» Texte fourni
Pauline Ruberry-Blanc
Savage Madness Meets with Comic Folly: The Cases of Orlando and Philaster
Selon les moralistes de l’époque pré-moderne, l’humour n’a pas vraiment sa place dans la société « civilisée ». En effet, dans le théâtre anglais, même si les bouffons ont le droit de partager la scène quelque temps avec les rois, ils se trouvent en fin de compte écartés, comme c’est le cas de Falstaff rejeté par le prince Hal (Henri IV, deuxième partie). Cet article illustre le principe contraire, à savoir que des impulsions incultes ou sauvages pourraient être détournées et canalisées par un contact avec le comique. Une illustration en est fournie dans As You Like It (Comme il vous plaira) par Orlando, qui interrompt violemment le banquet forestier en exigeant qu’on lui donne à manger. Jaques le remet à sa place avec une réplique drôle mais fortement méprisante. Dans Philaster, la tragicomédie de Beaumont et Fletcher, le rustique qui incarne la figure traditionnelle du Clown prend le dessus sur le bon prince, pris par un accès de folie violent. Ainsi le ridicule qu’attire habituellement le roturier est redirigé vers son supérieur. Il en résulte, dans les deux cas cités, que le stéréotype négatif de l’incivilité est transformé paradoxalement en force civilisatrice.
Richard Hillman
(Im)politic Jesting: Lear’s Fool — and Henri III’s
Cet article se penche sur le personnage du fou le plus connu chez Shakespeare, celui de King Lear (Le roi Lear), en proposant que la relation entre le monarque et son bouffon s’éclaire à la comparaison avec celle qui existait réellement entre le roi français Henri III et son bouffon, dit Chicot. Quelques documents contemporains sont examinés, qui ont pour effet de remettre le rôle « professionnel » de Chicot dans le contexte des enjeux sérieux de pouvoir, de politique et de religion dans la France déchirée des années 1580. Ce modèle français (il ne s’agit toutefois pas d’une source) fournit donc des preuves que le développement par Shakespeare du personnage du sage-bouffon, notamment dans cette pièce tournant autour de la question de l’autorité royale, est non seulement fondé sur des pratiques de bouffonnerie connues à l’époque mais aussi disponible déjà dans le répertoire discursif, du moins de l’autre côte de la Manche.
Peter Happé
“All mine own folly”: The Function of Folly in The Winter’s Tale
Tandis que Shakespeare affirme parfois l’omniprésence de la folie dans des comédies, tout comme dans des tragédies, son développement du concept dans The Winter’s Tale (Le conte d’hiver) est plus restreint. La folie y est associée principalement à Leontes, qui dans la première partie de la pièce est révélé comme étant un fou tragique, et dans la deuxième partie à Autolycus, qui exploite la folie d’autrui. Une comparaison avec Pandosto, par Thomas Greene, montre que Shakespeare y trouva de la folie abondamment illustrée mais dans un mode tragique tournant autour de la jalousie. La structure de la pièce, avec sa transition de la tragédie à la comédie, nous montre que Shakespeare a opéré une modification fondamentale dans sa source, en y ajoutant beaucoup sur la folie issue de sa propre invention. Cet article se penche sur les changements qu’a opérés Shakespeare en adaptant le récit à la scène et insiste sur le lien entre sa théâtralisation de la folie et sa décision remarquable concernant la structure de la pièce.

» Énoncé
D'après le texte fourni, quel est le surnom du bouffon du roi français Henri III ? Le matériel qui suit est indépendant du texte.

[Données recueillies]
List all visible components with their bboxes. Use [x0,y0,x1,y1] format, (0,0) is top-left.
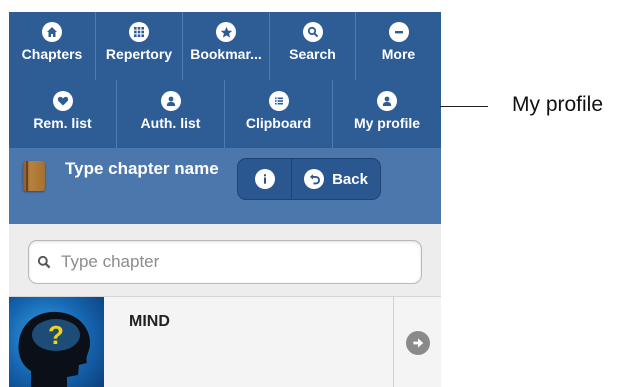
search-area [9,224,441,294]
toolbar-search-button[interactable]: Search [270,12,356,80]
toolbar-label: Rem. list [33,115,92,131]
toolbar-auth-list-button[interactable]: Auth. list [117,80,225,148]
list-item[interactable]: ? MIND [9,296,441,387]
head-question-icon: ? [9,297,104,387]
toolbar-clipboard-button[interactable]: Clipboard [225,80,333,148]
toolbar-more-button[interactable]: More [356,12,441,80]
grid-icon [129,22,149,42]
minus-icon [388,22,409,42]
list-item-title: MIND [129,313,170,330]
mobile-app-screen: Chapters Repertory Bookmar... Search Mor… [9,12,441,387]
toolbar-row-1: Chapters Repertory Bookmar... Search Mor… [9,12,441,80]
toolbar-repertory-button[interactable]: Repertory [96,12,183,80]
callout-label: My profile [512,93,604,116]
toolbar-label: My profile [353,115,421,131]
svg-text:?: ? [48,320,64,350]
info-button[interactable] [238,159,292,199]
star-icon [216,22,236,42]
search-icon [302,22,323,42]
chapter-button-group: Back [237,158,381,200]
toolbar-label: Repertory [105,46,173,62]
toolbar-label: Auth. list [140,115,201,131]
user-icon [160,91,181,111]
chapter-title: Type chapter name [65,159,219,178]
user-icon [377,91,397,111]
chapter-search-field[interactable] [28,240,422,284]
arrow-right-icon [405,330,430,355]
toolbar-row-2: Rem. list Auth. list Clipboard My profil… [9,80,441,148]
book-icon [23,161,45,191]
undo-icon [304,169,325,189]
toolbar-label: Clipboard [245,115,312,131]
list-item-arrow-button[interactable] [393,297,441,387]
list-icon [268,91,289,111]
toolbar-label: Chapters [21,46,83,62]
info-icon [254,169,275,189]
toolbar-chapters-button[interactable]: Chapters [9,12,96,80]
toolbar-bookmarks-button[interactable]: Bookmar... [183,12,270,80]
toolbar-my-profile-button[interactable]: My profile [333,80,441,148]
back-button-label: Back [332,170,368,188]
heart-icon [52,91,73,111]
chapter-search-input[interactable] [61,249,401,275]
chapter-header-bar: Type chapter name Back [9,148,441,224]
toolbar-label: Search [289,46,336,62]
toolbar-rem-list-button[interactable]: Rem. list [9,80,117,148]
back-button[interactable]: Back [292,159,380,199]
search-icon [37,255,51,274]
toolbar-label: Bookmar... [190,46,262,62]
callout-line [440,106,488,107]
home-icon [42,22,62,42]
toolbar-label: More [381,46,416,62]
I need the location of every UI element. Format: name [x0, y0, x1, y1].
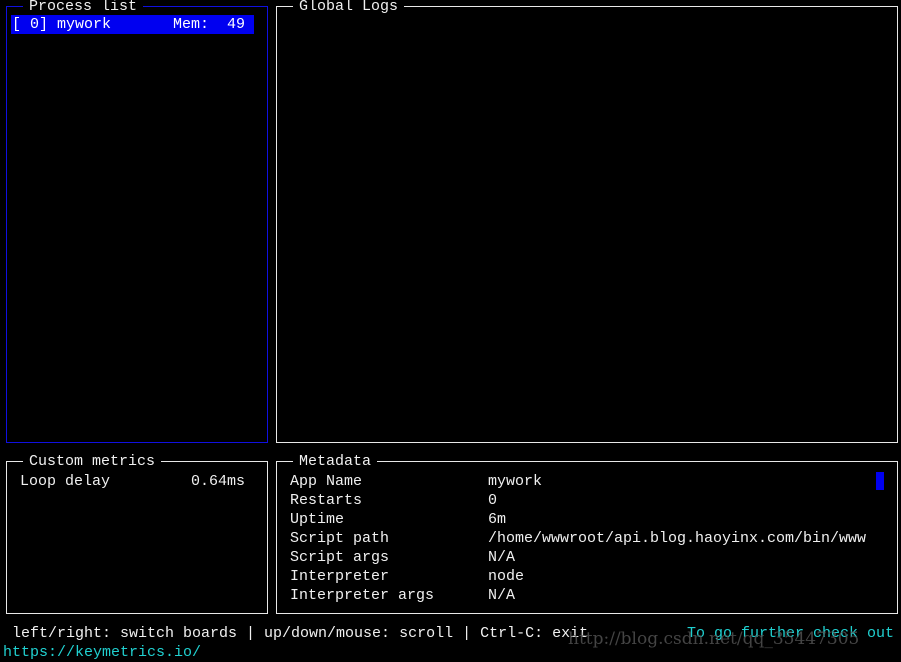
metadata-value: N/A	[488, 587, 516, 604]
metadata-key: App Name	[290, 473, 363, 490]
metric-label: Loop delay	[20, 473, 111, 490]
help-text: left/right: switch boards | up/down/mous…	[12, 625, 589, 642]
global-logs-panel[interactable]: Global Logs	[276, 0, 898, 443]
metadata-value: node	[488, 568, 525, 585]
metadata-key: Interpreter args	[290, 587, 435, 604]
watermark: http://blog.csdn.net/qq_35447305	[568, 629, 860, 649]
metadata-title: Metadata	[293, 452, 378, 471]
custom-metrics-title: Custom metrics	[23, 452, 162, 471]
metric-value: 0.64ms	[191, 473, 246, 490]
metadata-key: Script args	[290, 549, 390, 566]
metadata-scrollbar[interactable]	[876, 472, 884, 490]
keymetrics-link[interactable]: https://keymetrics.io/	[3, 643, 201, 662]
process-item-mywork[interactable]: [ 0] mywork Mem: 49	[11, 15, 254, 34]
metadata-value: 0	[488, 492, 498, 509]
metadata-key: Script path	[290, 530, 390, 547]
metadata-key: Restarts	[290, 492, 363, 509]
metadata-value: /home/wwwroot/api.blog.haoyinx.com/bin/w…	[488, 530, 867, 547]
metadata-value: 6m	[488, 511, 507, 528]
metadata-value: N/A	[488, 549, 516, 566]
custom-metrics-panel[interactable]: Custom metrics Loop delay 0.64ms	[6, 452, 268, 614]
metadata-value: mywork	[488, 473, 543, 490]
global-logs-title: Global Logs	[293, 0, 405, 16]
process-mem-label: Mem:	[173, 16, 210, 33]
process-name: [ 0] mywork	[12, 16, 112, 33]
metadata-key: Uptime	[290, 511, 345, 528]
process-list-title: Process list	[23, 0, 144, 16]
process-mem-value: 49	[227, 16, 246, 33]
process-list-panel[interactable]: Process list	[6, 0, 268, 443]
metadata-key: Interpreter	[290, 568, 390, 585]
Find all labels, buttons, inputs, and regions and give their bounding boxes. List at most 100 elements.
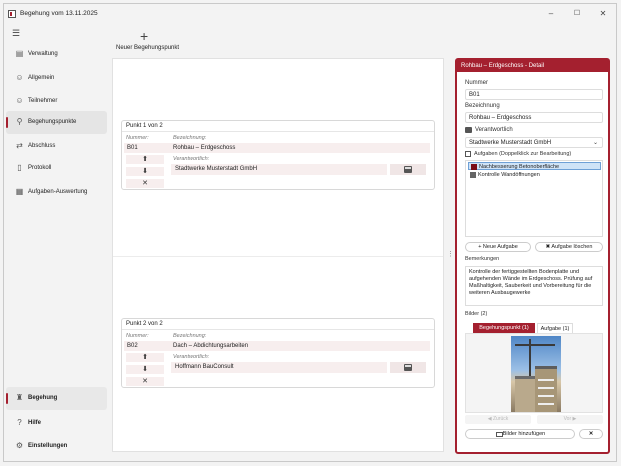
sidebar-item-abschluss[interactable]: ⇄ Abschluss (6, 135, 107, 158)
image-viewer (465, 333, 603, 413)
verantwortlich-label-text: Verantwortlich (475, 127, 513, 133)
detail-panel: Rohbau – Erdgeschoss - Detail Nummer B01… (455, 58, 610, 454)
nummer-label: Nummer (465, 80, 489, 86)
point-card-header: Punkt 2 von 2 (122, 319, 434, 330)
verantwortlich-selected-value: Stadtwerke Musterstadt GmbH (469, 140, 552, 146)
title-bar: Begehung vom 13.11.2025 – ☐ ✕ (4, 4, 616, 26)
sidebar-item-label: Teilnehmer (28, 98, 58, 104)
task-item[interactable]: Kontrolle Wandöffnungen (468, 171, 601, 179)
close-button[interactable]: ✕ (596, 8, 610, 20)
add-images-label: Bilder hinzufügen (502, 431, 546, 437)
sidebar-item-protokoll[interactable]: ▯ Protokoll (6, 157, 107, 180)
sidebar-item-allgemein[interactable]: ☺ Allgemein (6, 67, 107, 90)
sidebar-item-label: Protokoll (28, 165, 52, 171)
verantwortlich-label: Verantwortlich: (173, 156, 210, 162)
checklist-icon (465, 151, 471, 157)
verantwortlich-label: Verantwortlich: (173, 354, 210, 360)
sidebar-item-label: Allgemein (28, 75, 55, 81)
gear-icon: ⚙ (15, 441, 24, 450)
verantwortlich-label: Verantwortlich (465, 127, 513, 133)
minimize-button[interactable]: – (544, 8, 558, 20)
task-label: Nachbesserung Betonoberfläche (479, 164, 560, 170)
bezeichnung-label: Bezeichnung: (173, 333, 207, 339)
nummer-value[interactable]: B01 (127, 145, 138, 151)
contact-card-icon (404, 364, 412, 371)
sidebar-item-begehungspunkte[interactable]: ⚲ Begehungspunkte (6, 111, 107, 134)
detail-header: Rohbau – Erdgeschoss - Detail (457, 60, 608, 72)
bemerkungen-label: Bemerkungen (465, 256, 500, 262)
sidebar-item-label: Hilfe (28, 420, 42, 426)
sidebar-item-einstellungen[interactable]: ⚙ Einstellungen (6, 435, 107, 458)
sidebar-item-teilnehmer[interactable]: ☺ Teilnehmer (6, 90, 107, 113)
people-icon: ☺ (15, 73, 24, 82)
hamburger-icon[interactable]: ☰ (12, 28, 20, 39)
move-down-button[interactable]: ⬇ (126, 167, 164, 176)
walk-icon: ♜ (15, 393, 24, 402)
add-point-label: Neuer Begehungspunkt (116, 45, 180, 51)
task-label: Kontrolle Wandöffnungen (478, 172, 540, 178)
building-shape (515, 376, 535, 412)
construction-photo[interactable] (511, 336, 561, 412)
bemerkungen-textarea[interactable]: Kontrolle der fertiggestellten Bodenplat… (465, 266, 603, 306)
sidebar-item-begehung[interactable]: ♜ Begehung (6, 387, 107, 410)
tab-aufgabe[interactable]: Aufgabe (1) (537, 323, 573, 333)
nummer-label: Nummer: (126, 135, 149, 141)
point-card: Punkt 2 von 2 Nummer: Bezeichnung: B02 D… (121, 318, 435, 388)
task-color-swatch (470, 172, 476, 178)
bezeichnung-value[interactable]: Rohbau – Erdgeschoss (173, 145, 235, 151)
bezeichnung-label: Bezeichnung (465, 103, 500, 109)
add-point-button[interactable]: + Neuer Begehungspunkt (116, 29, 194, 55)
point-card: Punkt 1 von 2 Nummer: Bezeichnung: B01 R… (121, 120, 435, 190)
list-icon: ▦ (15, 187, 24, 196)
list-divider (113, 256, 443, 257)
move-up-button[interactable]: ⬆ (126, 155, 164, 164)
tasks-list[interactable]: Nachbesserung Betonoberfläche Kontrolle … (465, 160, 603, 237)
point-card-header: Punkt 1 von 2 (122, 121, 434, 132)
delete-point-button[interactable]: ✕ (126, 377, 164, 386)
task-item[interactable]: Nachbesserung Betonoberfläche (468, 162, 601, 170)
building-shape (535, 366, 557, 412)
crane-arm-shape (515, 344, 555, 346)
bezeichnung-value[interactable]: Dach – Abdichtungsarbeiten (173, 343, 248, 349)
bezeichnung-label: Bezeichnung: (173, 135, 207, 141)
points-list: Punkt 1 von 2 Nummer: Bezeichnung: B01 R… (112, 58, 444, 452)
contact-card-icon (465, 127, 472, 133)
delete-point-button[interactable]: ✕ (126, 179, 164, 188)
previous-image-button[interactable]: ◀ Zurück (465, 415, 531, 424)
bilder-label: Bilder (2) (465, 311, 488, 317)
sidebar-item-label: Abschluss (28, 143, 56, 149)
move-down-button[interactable]: ⬇ (126, 365, 164, 374)
delete-task-button[interactable]: ✖ Aufgabe löschen (535, 242, 603, 252)
nummer-input[interactable]: B01 (465, 89, 603, 100)
image-icon (496, 432, 503, 437)
contact-picker-button[interactable] (390, 362, 426, 373)
verantwortlich-select[interactable]: Stadtwerke Musterstadt GmbH ⌄ (465, 137, 603, 148)
verantwortlich-value: Stadtwerke Musterstadt GmbH (175, 166, 258, 172)
sidebar-item-aufgaben-auswertung[interactable]: ▦ Aufgaben-Auswertung (6, 181, 107, 204)
people-icon: ☺ (15, 96, 24, 105)
row-bg (124, 341, 430, 351)
contact-picker-button[interactable] (390, 164, 426, 175)
maximize-button[interactable]: ☐ (570, 8, 584, 20)
sidebar-item-label: Begehung (28, 395, 58, 401)
bezeichnung-input[interactable]: Rohbau – Erdgeschoss (465, 112, 603, 123)
move-up-button[interactable]: ⬆ (126, 353, 164, 362)
aufgaben-label: Aufgaben (Doppelklick zur Bearbeitung) (465, 151, 571, 157)
panel-splitter-handle[interactable]: ⋮ (447, 250, 454, 258)
sidebar-item-label: Einstellungen (28, 443, 68, 449)
app-logo-icon (8, 10, 16, 18)
remove-image-button[interactable]: ✕ (579, 429, 603, 439)
window-title: Begehung vom 13.11.2025 (20, 10, 98, 17)
row-bg (124, 143, 430, 153)
sidebar-item-label: Verwaltung (28, 51, 58, 57)
next-image-button[interactable]: Vor ▶ (537, 415, 603, 424)
sidebar-item-hilfe[interactable]: ? Hilfe (6, 412, 107, 435)
sidebar-item-verwaltung[interactable]: ▤ Verwaltung (6, 43, 107, 66)
nummer-value[interactable]: B02 (127, 343, 138, 349)
contact-card-icon (404, 166, 412, 173)
new-task-button[interactable]: + Neue Aufgabe (465, 242, 531, 252)
nummer-label: Nummer: (126, 333, 149, 339)
tab-begehungspunkt[interactable]: Begehungspunkt (1) (473, 323, 535, 333)
add-images-button[interactable]: Bilder hinzufügen (465, 429, 575, 439)
aufgaben-label-text: Aufgaben (Doppelklick zur Bearbeitung) (474, 151, 572, 157)
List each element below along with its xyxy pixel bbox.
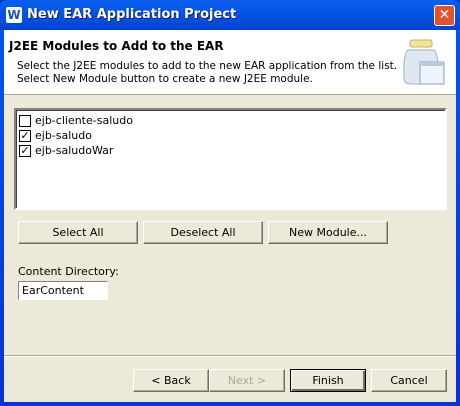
title-bar[interactable]: W New EAR Application Project ✕ xyxy=(0,0,460,30)
content-directory-input[interactable] xyxy=(18,281,108,300)
next-button[interactable]: Next > xyxy=(209,369,285,392)
description-line: Select the J2EE modules to add to the ne… xyxy=(17,60,398,72)
list-item[interactable]: ✓ ejb-saludo xyxy=(19,128,445,143)
close-icon: ✕ xyxy=(438,7,451,23)
page-description: Select the J2EE modules to add to the ne… xyxy=(17,60,397,86)
new-module-button[interactable]: New Module... xyxy=(268,221,388,244)
list-item[interactable]: ✓ ejb-saludoWar xyxy=(19,143,445,158)
page-title: J2EE Modules to Add to the EAR xyxy=(9,39,224,53)
module-label: ejb-cliente-saludo xyxy=(35,114,133,127)
checkbox-checked[interactable]: ✓ xyxy=(19,129,31,142)
app-icon: W xyxy=(6,7,22,23)
list-item[interactable]: ejb-cliente-saludo xyxy=(19,113,445,128)
ear-jar-icon xyxy=(403,39,445,85)
close-button[interactable]: ✕ xyxy=(434,5,455,26)
deselect-all-button[interactable]: Deselect All xyxy=(143,221,263,244)
finish-button[interactable]: Finish xyxy=(290,369,366,392)
footer-separator xyxy=(4,355,456,357)
module-label: ejb-saludoWar xyxy=(35,144,114,157)
dialog-window: W New EAR Application Project ✕ J2EE Mod… xyxy=(0,0,460,406)
back-button[interactable]: < Back xyxy=(133,369,209,392)
checkbox[interactable] xyxy=(19,114,31,127)
checkbox-checked[interactable]: ✓ xyxy=(19,144,31,157)
module-list[interactable]: ejb-cliente-saludo ✓ ejb-saludo ✓ ejb-salu… xyxy=(14,108,447,210)
cancel-button[interactable]: Cancel xyxy=(371,369,447,392)
window-title: New EAR Application Project xyxy=(27,7,237,22)
wizard-banner: J2EE Modules to Add to the EAR Select th… xyxy=(4,30,456,95)
module-label: ejb-saludo xyxy=(35,129,92,142)
select-all-button[interactable]: Select All xyxy=(18,221,138,244)
content-directory-label: Content Directory: xyxy=(18,265,119,278)
description-line: Select New Module button to create a new… xyxy=(17,73,313,85)
dialog-body: J2EE Modules to Add to the EAR Select th… xyxy=(4,30,456,402)
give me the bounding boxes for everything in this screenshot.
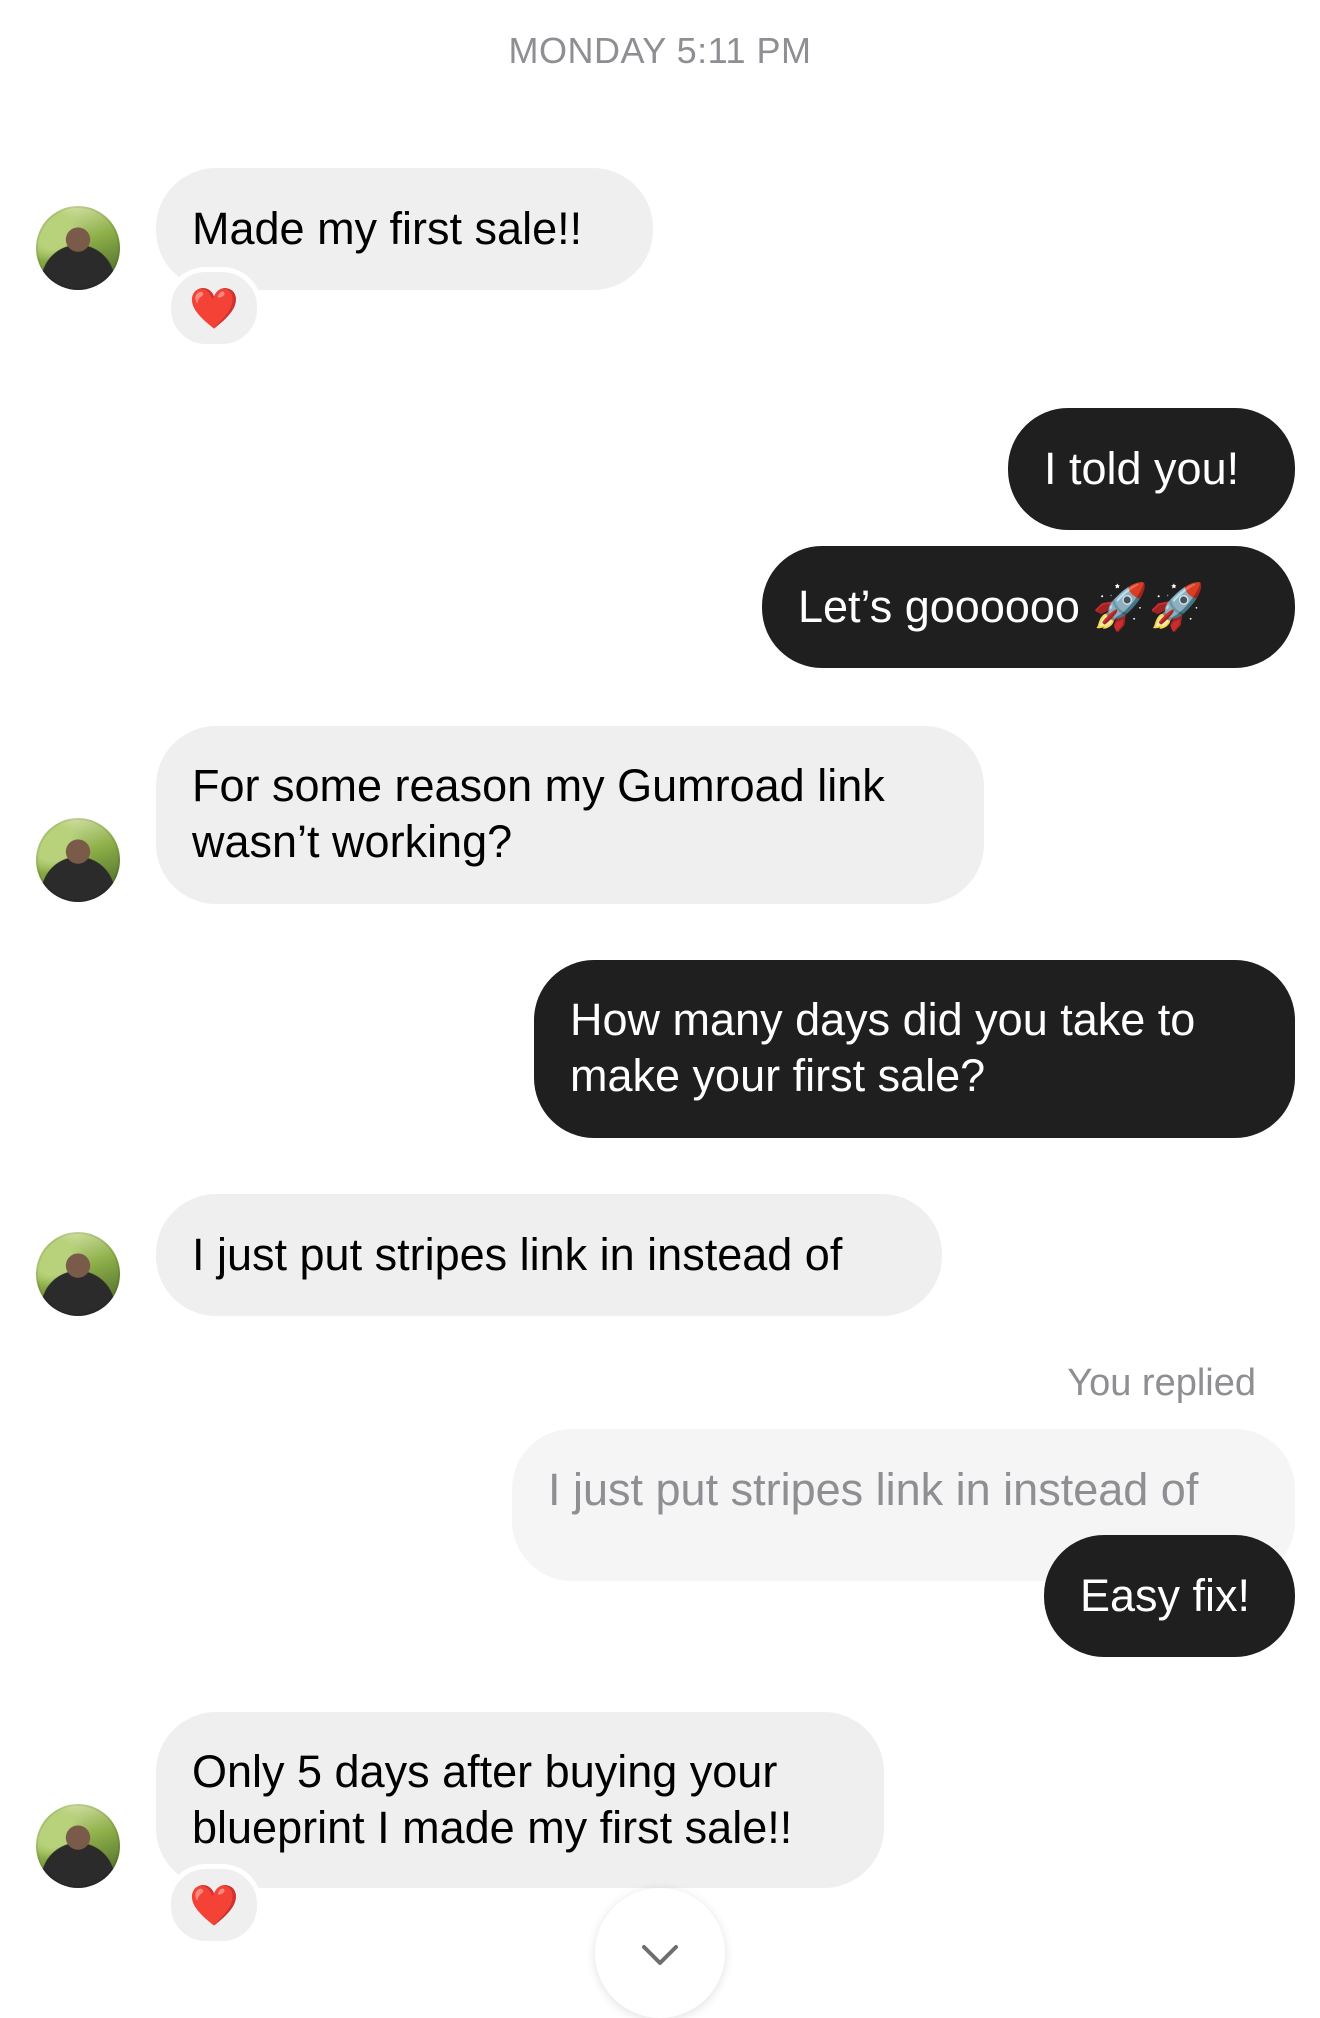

» Réponse
Chicot.